● **SET EXERCISE**
Copy out the records precisely, omitting pictures.

● **RECORDS FOR THE TASK**
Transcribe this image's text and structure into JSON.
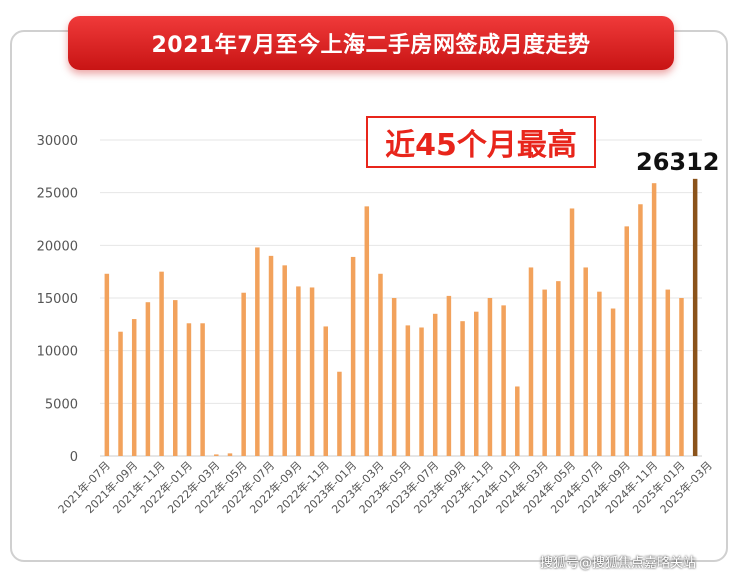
{
  "title": "2021年7月至今上海二手房网签成月度走势",
  "highlight_label": "近45个月最高",
  "peak_value_label": "26312",
  "watermark": "搜狐号@搜狐焦点嘉略关站",
  "colors": {
    "bar": "#f2a25c",
    "peak_bar": "#8b531a",
    "banner": "#e02020",
    "highlight": "#e8251b",
    "grid": "#e6e6e6",
    "axis_text": "#555555"
  },
  "chart_data": {
    "type": "bar",
    "ylim": [
      0,
      30000
    ],
    "yticks": [
      0,
      5000,
      10000,
      15000,
      20000,
      25000,
      30000
    ],
    "grid": true,
    "x_tick_labels": [
      "2021年-07月",
      "2021年-09月",
      "2021年-11月",
      "2022年-01月",
      "2022年-03月",
      "2022年-05月",
      "2022年-07月",
      "2022年-09月",
      "2022年-11月",
      "2023年-01月",
      "2023年-03月",
      "2023年-05月",
      "2023年-07月",
      "2023年-09月",
      "2023年-11月",
      "2024年-01月",
      "2024年-03月",
      "2024年-05月",
      "2024年-07月",
      "2024年-09月",
      "2024年-11月",
      "2025年-01月",
      "2025年-03月"
    ],
    "values": [
      17300,
      11800,
      13000,
      14600,
      17500,
      14800,
      12600,
      12600,
      150,
      250,
      15500,
      19800,
      19000,
      18100,
      16100,
      16000,
      12300,
      8000,
      18900,
      23700,
      17300,
      15000,
      12400,
      12200,
      13500,
      15200,
      12800,
      13700,
      15000,
      14300,
      6600,
      17900,
      15800,
      16600,
      23500,
      17900,
      15600,
      14000,
      21800,
      23900,
      25900,
      15800,
      15000,
      26312
    ],
    "highlight_index": 43
  }
}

● **EXERCISE SOLUTION**
Transcribe this image's text and structure into JSON.
{
  "title": "2021年7月至今上海二手房网签成月度走势",
  "highlight_label": "近45个月最高",
  "peak_value_label": "26312",
  "watermark": "搜狐号@搜狐焦点嘉略关站",
  "colors": {
    "bar": "#f2a25c",
    "peak_bar": "#8b531a",
    "banner": "#e02020",
    "highlight": "#e8251b",
    "grid": "#e6e6e6",
    "axis_text": "#555555"
  },
  "chart_data": {
    "type": "bar",
    "ylim": [
      0,
      30000
    ],
    "yticks": [
      0,
      5000,
      10000,
      15000,
      20000,
      25000,
      30000
    ],
    "grid": true,
    "x_tick_labels": [
      "2021年-07月",
      "2021年-09月",
      "2021年-11月",
      "2022年-01月",
      "2022年-03月",
      "2022年-05月",
      "2022年-07月",
      "2022年-09月",
      "2022年-11月",
      "2023年-01月",
      "2023年-03月",
      "2023年-05月",
      "2023年-07月",
      "2023年-09月",
      "2023年-11月",
      "2024年-01月",
      "2024年-03月",
      "2024年-05月",
      "2024年-07月",
      "2024年-09月",
      "2024年-11月",
      "2025年-01月",
      "2025年-03月"
    ],
    "values": [
      17300,
      11800,
      13000,
      14600,
      17500,
      14800,
      12600,
      12600,
      150,
      250,
      15500,
      19800,
      19000,
      18100,
      16100,
      16000,
      12300,
      8000,
      18900,
      23700,
      17300,
      15000,
      12400,
      12200,
      13500,
      15200,
      12800,
      13700,
      15000,
      14300,
      6600,
      17900,
      15800,
      16600,
      23500,
      17900,
      15600,
      14000,
      21800,
      23900,
      25900,
      15800,
      15000,
      26312
    ],
    "highlight_index": 43
  }
}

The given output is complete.